Part of a data file
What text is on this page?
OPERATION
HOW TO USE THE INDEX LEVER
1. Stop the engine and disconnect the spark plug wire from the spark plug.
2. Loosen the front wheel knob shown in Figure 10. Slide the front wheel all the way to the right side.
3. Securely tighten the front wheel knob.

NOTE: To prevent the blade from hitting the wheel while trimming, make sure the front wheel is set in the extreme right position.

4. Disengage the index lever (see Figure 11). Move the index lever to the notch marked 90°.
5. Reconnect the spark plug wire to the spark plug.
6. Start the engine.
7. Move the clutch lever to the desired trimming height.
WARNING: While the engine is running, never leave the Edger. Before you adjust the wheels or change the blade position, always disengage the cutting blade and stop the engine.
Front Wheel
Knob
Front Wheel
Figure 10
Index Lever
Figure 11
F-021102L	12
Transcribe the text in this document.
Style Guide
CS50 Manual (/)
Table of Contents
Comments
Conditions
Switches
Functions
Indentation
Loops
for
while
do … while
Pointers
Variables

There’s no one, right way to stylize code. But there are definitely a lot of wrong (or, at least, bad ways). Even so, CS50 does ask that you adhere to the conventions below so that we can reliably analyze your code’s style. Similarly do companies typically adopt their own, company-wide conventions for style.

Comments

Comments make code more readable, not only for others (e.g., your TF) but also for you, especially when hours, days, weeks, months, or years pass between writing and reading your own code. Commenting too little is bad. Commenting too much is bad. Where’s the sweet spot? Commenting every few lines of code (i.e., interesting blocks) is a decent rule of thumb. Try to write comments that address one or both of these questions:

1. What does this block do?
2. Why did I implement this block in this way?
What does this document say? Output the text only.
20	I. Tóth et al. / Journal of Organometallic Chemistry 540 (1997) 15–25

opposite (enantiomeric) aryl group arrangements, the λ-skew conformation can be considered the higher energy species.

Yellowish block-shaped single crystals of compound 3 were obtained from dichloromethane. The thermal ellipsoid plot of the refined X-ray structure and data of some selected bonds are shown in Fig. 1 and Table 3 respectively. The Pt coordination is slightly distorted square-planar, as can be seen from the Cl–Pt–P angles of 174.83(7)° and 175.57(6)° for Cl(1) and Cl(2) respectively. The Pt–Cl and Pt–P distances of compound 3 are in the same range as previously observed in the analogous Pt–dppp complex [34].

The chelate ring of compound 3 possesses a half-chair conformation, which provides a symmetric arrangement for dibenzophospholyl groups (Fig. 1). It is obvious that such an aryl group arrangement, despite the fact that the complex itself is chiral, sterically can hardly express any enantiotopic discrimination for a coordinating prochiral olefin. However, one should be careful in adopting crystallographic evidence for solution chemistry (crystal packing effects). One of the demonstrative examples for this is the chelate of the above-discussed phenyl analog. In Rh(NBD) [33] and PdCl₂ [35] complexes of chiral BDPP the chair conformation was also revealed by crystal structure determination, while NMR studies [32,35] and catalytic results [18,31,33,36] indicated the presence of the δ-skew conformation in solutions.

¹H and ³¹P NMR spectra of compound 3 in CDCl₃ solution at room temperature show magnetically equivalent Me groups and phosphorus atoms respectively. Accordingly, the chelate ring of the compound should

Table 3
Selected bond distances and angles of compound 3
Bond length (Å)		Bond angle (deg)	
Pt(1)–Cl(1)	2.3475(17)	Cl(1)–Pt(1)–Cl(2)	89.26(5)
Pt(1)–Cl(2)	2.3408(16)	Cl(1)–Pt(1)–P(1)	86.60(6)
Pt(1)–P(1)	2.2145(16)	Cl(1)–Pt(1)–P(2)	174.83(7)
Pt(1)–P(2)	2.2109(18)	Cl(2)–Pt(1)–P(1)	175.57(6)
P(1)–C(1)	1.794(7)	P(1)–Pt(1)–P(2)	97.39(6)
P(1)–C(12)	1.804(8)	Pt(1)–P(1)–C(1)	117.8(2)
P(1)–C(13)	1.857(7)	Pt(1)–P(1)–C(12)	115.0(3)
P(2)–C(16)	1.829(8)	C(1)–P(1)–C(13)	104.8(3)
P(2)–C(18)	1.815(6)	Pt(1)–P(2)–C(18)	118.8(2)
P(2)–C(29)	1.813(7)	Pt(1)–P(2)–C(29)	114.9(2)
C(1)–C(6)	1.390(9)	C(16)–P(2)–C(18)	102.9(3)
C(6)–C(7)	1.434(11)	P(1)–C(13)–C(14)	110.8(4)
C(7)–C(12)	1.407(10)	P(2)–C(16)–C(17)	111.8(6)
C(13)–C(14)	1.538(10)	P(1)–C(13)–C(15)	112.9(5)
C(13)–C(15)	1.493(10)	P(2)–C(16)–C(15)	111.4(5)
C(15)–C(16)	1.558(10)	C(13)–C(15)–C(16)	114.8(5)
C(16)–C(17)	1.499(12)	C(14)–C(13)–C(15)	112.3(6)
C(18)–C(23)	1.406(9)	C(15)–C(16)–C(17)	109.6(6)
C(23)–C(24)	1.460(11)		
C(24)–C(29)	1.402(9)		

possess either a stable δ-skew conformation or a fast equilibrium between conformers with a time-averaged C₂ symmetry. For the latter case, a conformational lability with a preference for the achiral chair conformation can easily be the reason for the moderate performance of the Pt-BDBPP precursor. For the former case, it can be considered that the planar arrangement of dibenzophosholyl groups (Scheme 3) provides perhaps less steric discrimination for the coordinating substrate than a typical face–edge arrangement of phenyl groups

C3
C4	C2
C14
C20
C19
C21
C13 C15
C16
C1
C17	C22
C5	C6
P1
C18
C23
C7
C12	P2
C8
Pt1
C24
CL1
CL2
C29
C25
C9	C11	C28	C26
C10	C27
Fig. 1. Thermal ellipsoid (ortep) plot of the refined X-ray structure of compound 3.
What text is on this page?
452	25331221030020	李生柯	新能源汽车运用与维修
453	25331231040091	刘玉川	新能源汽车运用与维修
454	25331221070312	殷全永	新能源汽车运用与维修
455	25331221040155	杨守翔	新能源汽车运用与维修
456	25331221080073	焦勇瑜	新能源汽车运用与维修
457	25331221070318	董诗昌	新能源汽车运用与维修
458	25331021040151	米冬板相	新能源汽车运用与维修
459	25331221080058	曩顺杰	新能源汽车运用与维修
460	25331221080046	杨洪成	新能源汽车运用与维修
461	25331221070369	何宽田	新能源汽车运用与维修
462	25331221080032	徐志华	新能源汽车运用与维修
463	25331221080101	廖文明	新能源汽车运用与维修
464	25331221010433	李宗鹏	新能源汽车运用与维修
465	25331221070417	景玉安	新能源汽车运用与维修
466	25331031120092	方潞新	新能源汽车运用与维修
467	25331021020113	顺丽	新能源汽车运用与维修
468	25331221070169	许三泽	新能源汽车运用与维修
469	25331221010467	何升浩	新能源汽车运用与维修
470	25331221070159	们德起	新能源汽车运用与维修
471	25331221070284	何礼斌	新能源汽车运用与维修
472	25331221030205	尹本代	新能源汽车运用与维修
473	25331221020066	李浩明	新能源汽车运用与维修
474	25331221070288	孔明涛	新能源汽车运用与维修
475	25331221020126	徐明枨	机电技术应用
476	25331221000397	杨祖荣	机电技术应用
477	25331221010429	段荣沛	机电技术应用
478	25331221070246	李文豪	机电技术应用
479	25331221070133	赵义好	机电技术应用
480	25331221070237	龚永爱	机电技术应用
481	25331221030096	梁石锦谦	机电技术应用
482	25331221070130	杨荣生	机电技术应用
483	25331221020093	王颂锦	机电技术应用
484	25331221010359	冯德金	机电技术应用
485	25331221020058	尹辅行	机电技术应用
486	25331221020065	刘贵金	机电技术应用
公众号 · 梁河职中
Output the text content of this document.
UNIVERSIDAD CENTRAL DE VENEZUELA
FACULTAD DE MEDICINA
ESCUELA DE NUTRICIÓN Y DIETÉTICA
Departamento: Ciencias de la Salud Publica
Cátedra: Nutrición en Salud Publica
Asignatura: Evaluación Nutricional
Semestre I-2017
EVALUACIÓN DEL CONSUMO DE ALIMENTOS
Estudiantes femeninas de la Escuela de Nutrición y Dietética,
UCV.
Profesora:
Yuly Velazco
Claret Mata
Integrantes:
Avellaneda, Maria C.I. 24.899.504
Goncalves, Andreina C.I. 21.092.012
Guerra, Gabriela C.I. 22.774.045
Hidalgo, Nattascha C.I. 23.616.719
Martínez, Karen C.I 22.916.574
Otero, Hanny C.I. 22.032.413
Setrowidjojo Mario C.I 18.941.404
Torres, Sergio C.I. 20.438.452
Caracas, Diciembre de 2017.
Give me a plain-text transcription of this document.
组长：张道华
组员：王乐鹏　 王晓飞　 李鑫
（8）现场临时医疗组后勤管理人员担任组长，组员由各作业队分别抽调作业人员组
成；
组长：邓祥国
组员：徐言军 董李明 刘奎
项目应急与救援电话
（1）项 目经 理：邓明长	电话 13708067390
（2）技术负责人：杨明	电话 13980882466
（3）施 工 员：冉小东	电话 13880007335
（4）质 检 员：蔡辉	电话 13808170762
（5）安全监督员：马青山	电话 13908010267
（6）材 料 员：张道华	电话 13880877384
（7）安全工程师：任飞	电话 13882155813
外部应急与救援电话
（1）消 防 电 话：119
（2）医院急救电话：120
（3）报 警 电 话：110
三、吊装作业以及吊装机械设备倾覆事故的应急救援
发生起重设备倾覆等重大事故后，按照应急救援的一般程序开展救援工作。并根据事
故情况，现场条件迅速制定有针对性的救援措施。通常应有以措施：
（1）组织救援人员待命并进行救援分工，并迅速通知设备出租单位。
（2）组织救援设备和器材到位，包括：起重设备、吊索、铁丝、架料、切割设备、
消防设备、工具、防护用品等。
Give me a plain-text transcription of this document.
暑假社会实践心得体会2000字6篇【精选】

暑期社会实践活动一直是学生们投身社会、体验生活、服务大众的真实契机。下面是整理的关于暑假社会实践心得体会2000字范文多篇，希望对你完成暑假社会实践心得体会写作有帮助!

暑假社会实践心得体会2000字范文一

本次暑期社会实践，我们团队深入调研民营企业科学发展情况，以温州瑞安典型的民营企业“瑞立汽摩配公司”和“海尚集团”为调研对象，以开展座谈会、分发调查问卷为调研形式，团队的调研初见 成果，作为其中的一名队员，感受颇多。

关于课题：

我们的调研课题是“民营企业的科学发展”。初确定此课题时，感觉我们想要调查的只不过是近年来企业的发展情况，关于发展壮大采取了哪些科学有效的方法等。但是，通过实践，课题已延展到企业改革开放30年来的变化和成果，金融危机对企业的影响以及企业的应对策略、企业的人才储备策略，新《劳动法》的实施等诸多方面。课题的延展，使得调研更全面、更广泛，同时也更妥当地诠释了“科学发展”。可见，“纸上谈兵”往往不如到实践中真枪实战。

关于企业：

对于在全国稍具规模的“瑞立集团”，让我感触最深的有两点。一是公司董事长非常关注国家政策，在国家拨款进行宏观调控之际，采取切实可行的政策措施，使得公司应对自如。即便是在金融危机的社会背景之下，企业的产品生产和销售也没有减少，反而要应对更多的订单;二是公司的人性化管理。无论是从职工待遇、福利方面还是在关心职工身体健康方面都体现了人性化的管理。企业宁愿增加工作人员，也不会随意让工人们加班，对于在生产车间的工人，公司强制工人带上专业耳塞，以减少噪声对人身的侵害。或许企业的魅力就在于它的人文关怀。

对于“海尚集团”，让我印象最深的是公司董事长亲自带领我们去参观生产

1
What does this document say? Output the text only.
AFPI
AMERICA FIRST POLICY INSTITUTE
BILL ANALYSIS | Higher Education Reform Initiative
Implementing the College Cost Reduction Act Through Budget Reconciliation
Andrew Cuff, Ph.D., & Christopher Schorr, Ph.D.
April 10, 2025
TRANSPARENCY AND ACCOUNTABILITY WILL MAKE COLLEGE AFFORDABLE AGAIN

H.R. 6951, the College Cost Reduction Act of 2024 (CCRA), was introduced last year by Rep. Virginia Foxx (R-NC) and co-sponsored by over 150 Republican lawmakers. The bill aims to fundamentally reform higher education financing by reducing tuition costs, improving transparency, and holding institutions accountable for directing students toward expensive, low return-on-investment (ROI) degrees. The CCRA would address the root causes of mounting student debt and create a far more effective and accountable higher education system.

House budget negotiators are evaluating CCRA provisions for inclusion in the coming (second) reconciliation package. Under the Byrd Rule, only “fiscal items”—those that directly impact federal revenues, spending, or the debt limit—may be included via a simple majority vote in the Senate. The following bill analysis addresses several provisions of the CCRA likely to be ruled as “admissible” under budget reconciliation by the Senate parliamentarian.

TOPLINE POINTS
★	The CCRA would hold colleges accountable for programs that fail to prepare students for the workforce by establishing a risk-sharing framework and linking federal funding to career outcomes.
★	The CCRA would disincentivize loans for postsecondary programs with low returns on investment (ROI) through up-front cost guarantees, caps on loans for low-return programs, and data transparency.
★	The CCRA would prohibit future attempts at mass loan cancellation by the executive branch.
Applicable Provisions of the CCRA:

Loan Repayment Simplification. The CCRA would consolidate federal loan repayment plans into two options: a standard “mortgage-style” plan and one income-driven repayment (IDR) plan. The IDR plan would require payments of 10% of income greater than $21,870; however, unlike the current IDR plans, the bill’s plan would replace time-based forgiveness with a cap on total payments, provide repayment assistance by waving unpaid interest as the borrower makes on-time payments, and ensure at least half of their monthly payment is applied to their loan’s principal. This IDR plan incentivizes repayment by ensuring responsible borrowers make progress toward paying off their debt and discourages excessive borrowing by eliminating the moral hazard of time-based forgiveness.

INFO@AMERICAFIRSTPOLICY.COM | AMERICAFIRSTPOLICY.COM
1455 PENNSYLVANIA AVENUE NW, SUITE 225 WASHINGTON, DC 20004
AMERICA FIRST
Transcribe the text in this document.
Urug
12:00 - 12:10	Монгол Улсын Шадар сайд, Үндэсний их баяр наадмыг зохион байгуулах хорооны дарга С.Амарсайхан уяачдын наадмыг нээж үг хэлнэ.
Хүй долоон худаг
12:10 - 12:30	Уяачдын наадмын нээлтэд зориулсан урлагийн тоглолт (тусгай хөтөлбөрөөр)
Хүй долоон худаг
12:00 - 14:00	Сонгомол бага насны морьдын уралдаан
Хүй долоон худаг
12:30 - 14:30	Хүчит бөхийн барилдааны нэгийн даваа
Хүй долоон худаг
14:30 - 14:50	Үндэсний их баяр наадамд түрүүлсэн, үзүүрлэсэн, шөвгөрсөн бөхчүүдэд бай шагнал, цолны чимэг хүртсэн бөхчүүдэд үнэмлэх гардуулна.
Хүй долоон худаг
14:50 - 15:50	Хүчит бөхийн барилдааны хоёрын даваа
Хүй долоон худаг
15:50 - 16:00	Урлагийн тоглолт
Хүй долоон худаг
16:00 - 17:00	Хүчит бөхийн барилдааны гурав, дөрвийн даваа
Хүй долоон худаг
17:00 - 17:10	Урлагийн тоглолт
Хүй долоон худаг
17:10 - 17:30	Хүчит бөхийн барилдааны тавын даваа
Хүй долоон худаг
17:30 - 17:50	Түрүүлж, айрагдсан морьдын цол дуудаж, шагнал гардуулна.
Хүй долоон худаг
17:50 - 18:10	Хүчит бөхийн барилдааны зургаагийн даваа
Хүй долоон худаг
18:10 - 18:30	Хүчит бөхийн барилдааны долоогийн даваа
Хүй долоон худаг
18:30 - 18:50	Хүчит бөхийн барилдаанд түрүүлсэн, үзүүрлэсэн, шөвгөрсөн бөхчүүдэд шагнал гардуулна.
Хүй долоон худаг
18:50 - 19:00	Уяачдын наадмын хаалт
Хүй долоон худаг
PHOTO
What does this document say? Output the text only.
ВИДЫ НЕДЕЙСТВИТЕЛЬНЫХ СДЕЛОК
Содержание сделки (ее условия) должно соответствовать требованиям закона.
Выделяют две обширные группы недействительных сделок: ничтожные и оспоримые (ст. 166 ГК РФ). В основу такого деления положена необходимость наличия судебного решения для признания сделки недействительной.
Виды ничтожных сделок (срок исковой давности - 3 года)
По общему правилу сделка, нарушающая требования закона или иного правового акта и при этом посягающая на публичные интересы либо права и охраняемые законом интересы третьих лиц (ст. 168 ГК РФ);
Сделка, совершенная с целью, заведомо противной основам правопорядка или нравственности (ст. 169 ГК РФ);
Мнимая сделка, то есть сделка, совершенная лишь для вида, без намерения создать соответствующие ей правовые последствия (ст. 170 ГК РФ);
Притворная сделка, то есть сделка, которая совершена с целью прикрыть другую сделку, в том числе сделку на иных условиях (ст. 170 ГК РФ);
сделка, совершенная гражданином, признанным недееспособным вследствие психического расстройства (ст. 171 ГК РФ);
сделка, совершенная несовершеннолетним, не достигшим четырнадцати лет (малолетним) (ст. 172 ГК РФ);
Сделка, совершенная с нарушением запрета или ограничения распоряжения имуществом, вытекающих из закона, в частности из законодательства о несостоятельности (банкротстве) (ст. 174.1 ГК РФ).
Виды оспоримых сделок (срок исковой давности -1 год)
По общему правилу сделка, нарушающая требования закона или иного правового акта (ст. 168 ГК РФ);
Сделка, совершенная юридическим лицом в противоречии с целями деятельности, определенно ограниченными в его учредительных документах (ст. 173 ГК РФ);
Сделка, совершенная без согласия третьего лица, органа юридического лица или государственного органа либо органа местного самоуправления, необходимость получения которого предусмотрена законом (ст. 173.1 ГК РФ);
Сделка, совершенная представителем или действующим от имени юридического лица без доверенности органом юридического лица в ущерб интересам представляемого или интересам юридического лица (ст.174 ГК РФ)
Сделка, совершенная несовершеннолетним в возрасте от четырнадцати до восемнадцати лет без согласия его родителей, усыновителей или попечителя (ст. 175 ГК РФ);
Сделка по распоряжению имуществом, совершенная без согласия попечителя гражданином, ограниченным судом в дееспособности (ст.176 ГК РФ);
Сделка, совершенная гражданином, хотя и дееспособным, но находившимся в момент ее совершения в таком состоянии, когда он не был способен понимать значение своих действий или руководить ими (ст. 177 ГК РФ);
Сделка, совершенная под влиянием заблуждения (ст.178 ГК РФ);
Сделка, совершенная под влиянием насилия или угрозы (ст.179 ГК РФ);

> _What the task asks_:
Among the entries above, identify all lines with "skew" and copy them.

> _Task result_:
opposite (enantiomeric) aryl group arrangements, the λ-skew conformation can be considered the higher energy species.
The chelate ring of compound 3 possesses a half-chair conformation, which provides a symmetric arrangement for dibenzophospholyl groups (Fig. 1). It is obvious that such an aryl group arrangement, despite the fact that the complex itself is chiral, sterically can hardly express any enantiotopic discrimination for a coordinating prochiral olefin. However, one should be careful in adopting crystallographic evidence for solution chemistry (crystal packing effects). One of the demonstrative examples for this is the chelate of the above-discussed phenyl analog. In Rh(NBD) [33] and PdCl₂ [35] complexes of chiral BDPP the chair conformation was also revealed by crystal structure determination, while NMR studies [32,35] and catalytic results [18,31,33,36] indicated the presence of the δ-skew conformation in solutions.
possess either a stable δ-skew conformation or a fast equilibrium between conformers with a time-averaged C₂ symmetry. For the latter case, a conformational lability with a preference for the achiral chair conformation can easily be the reason for the moderate performance of the Pt-BDBPP precursor. For the former case, it can be considered that the planar arrangement of dibenzophosholyl groups (Scheme 3) provides perhaps less steric discrimination for the coordinating substrate than a typical face–edge arrangement of phenyl groups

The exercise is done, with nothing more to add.